### WORK INSTRUCTIONS
Identify all lines below that hold "которому" and collect them.

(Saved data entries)
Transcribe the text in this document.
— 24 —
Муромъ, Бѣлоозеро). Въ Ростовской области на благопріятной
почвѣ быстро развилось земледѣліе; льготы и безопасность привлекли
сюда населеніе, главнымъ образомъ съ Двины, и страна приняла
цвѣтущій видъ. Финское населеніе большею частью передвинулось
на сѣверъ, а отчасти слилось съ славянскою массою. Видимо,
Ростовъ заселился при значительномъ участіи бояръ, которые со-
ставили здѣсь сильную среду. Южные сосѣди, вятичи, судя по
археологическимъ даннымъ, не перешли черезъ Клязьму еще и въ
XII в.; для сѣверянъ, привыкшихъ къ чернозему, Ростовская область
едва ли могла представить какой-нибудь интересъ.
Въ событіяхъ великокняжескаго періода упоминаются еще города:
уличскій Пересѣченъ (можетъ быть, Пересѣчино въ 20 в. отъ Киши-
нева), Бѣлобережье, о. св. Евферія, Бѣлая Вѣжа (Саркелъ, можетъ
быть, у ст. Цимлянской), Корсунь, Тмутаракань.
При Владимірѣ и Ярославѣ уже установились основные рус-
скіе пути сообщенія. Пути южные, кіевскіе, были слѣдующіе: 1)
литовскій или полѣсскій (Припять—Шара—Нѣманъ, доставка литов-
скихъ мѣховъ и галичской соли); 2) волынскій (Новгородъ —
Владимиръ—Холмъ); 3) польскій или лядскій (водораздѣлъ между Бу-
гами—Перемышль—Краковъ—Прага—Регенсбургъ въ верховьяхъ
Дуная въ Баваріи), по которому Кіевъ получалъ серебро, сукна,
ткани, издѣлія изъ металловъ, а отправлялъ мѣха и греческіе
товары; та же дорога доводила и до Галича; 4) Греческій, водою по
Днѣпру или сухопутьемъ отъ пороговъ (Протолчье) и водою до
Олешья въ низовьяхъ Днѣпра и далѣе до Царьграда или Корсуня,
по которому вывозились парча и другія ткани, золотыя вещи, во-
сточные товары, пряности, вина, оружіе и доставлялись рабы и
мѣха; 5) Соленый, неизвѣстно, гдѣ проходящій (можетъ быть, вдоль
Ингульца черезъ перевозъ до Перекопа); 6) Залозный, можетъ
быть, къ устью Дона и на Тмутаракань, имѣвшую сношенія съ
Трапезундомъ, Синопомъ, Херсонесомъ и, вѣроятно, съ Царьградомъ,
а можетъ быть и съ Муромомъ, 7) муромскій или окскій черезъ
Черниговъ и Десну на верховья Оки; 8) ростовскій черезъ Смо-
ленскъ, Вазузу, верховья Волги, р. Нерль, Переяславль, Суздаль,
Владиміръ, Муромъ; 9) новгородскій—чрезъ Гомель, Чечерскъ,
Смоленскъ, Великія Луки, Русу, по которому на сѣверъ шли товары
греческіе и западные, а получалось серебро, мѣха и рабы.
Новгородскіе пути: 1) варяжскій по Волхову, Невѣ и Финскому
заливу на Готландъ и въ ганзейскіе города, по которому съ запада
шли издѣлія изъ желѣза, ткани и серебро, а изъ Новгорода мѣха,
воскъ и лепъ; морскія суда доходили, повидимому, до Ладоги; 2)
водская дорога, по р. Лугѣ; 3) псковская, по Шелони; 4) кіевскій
--
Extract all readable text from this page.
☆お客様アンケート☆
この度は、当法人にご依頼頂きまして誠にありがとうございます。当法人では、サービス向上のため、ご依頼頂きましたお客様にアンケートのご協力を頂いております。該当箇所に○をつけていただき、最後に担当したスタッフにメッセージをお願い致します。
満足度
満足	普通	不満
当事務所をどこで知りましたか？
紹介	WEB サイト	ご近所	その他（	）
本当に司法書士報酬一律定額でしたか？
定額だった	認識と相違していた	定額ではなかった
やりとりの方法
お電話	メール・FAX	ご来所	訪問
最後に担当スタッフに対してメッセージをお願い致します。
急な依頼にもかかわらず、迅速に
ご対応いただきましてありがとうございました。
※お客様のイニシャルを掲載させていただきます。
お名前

### ANSWER FOR THIS EXERCISE
Дуная въ Баваріи), по которому Кіевъ получалъ серебро, сукна,
по которому вывозились парча и другія ткани, золотыя вещи, во-
Смоленскъ, Великія Луки, Русу, по которому на сѣверъ шли товары
заливу на Готландъ и въ ганзейскіе города, по которому съ запада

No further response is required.